## WORK REQUIRED
Without the pictures, print each of the records below exactly as it appears.

## TASK MATERIAL
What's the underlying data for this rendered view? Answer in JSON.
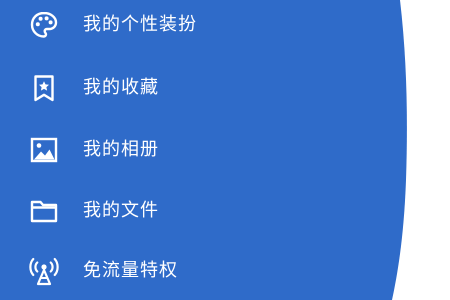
{
  "theme": {
    "drawer_color": "#2f6bc9",
    "background_color": "#ffffff",
    "text_color": "#ffffff"
  },
  "menu": {
    "items": [
      {
        "label": "我的个性装扮",
        "icon": "palette-icon"
      },
      {
        "label": "我的收藏",
        "icon": "bookmark-star-icon"
      },
      {
        "label": "我的相册",
        "icon": "image-icon"
      },
      {
        "label": "我的文件",
        "icon": "folder-icon"
      },
      {
        "label": "免流量特权",
        "icon": "broadcast-tower-icon"
      }
    ]
  }
}
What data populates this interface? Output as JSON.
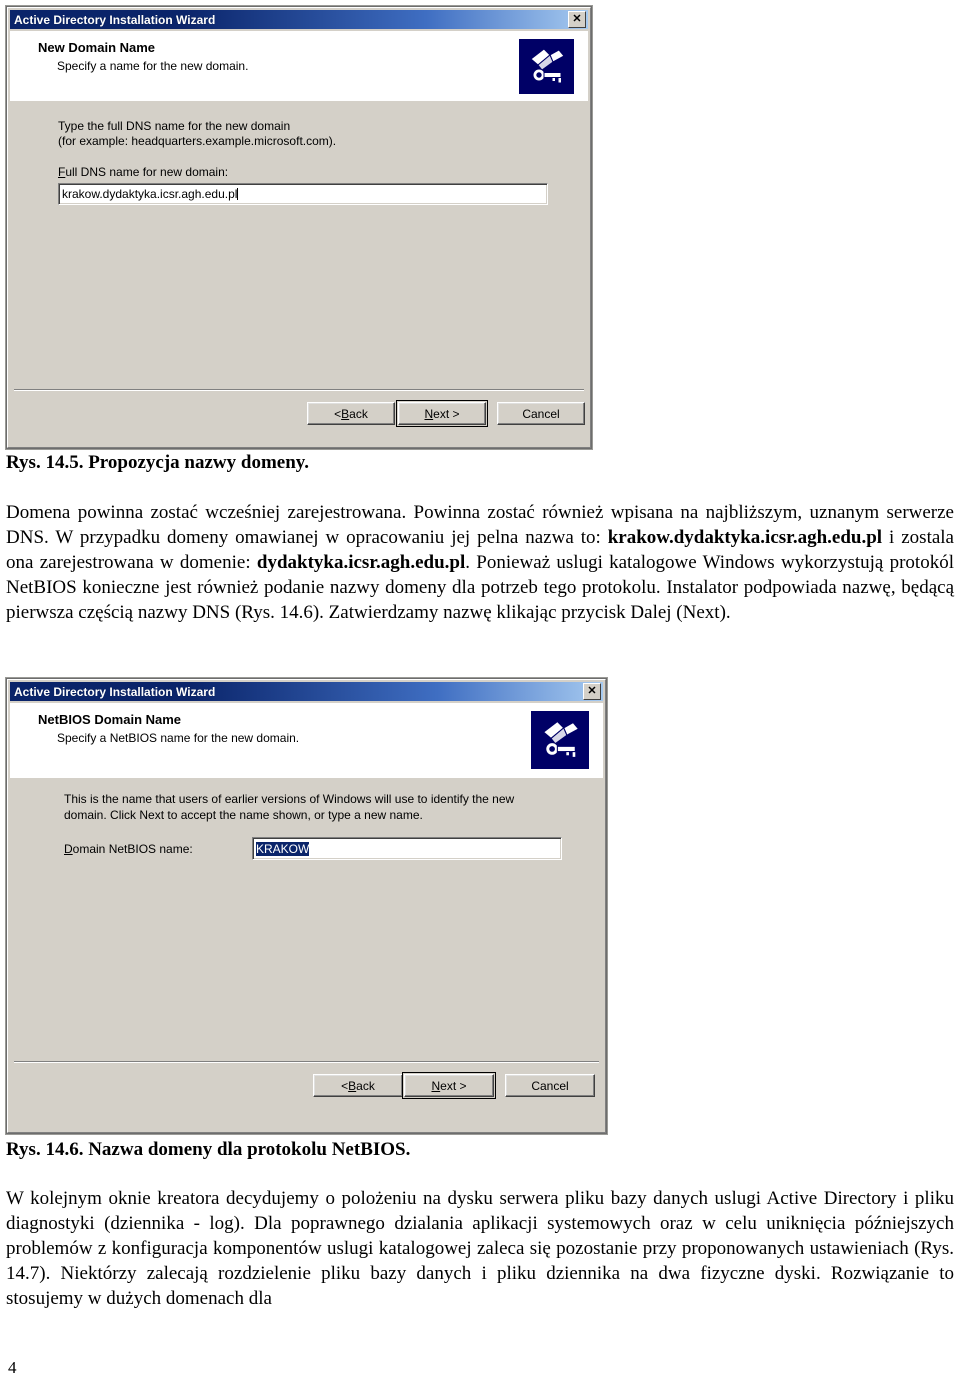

## OUTPUT
What's the underlying data for this rendered view? Answer in JSON.
{
  "theme": {
    "drawer_color": "#2f6bc9",
    "background_color": "#ffffff",
    "text_color": "#ffffff"
  },
  "menu": {
    "items": [
      {
        "label": "我的个性装扮",
        "icon": "palette-icon"
      },
      {
        "label": "我的收藏",
        "icon": "bookmark-star-icon"
      },
      {
        "label": "我的相册",
        "icon": "image-icon"
      },
      {
        "label": "我的文件",
        "icon": "folder-icon"
      },
      {
        "label": "免流量特权",
        "icon": "broadcast-tower-icon"
      }
    ]
  }
}
What data populates this interface? Output as JSON.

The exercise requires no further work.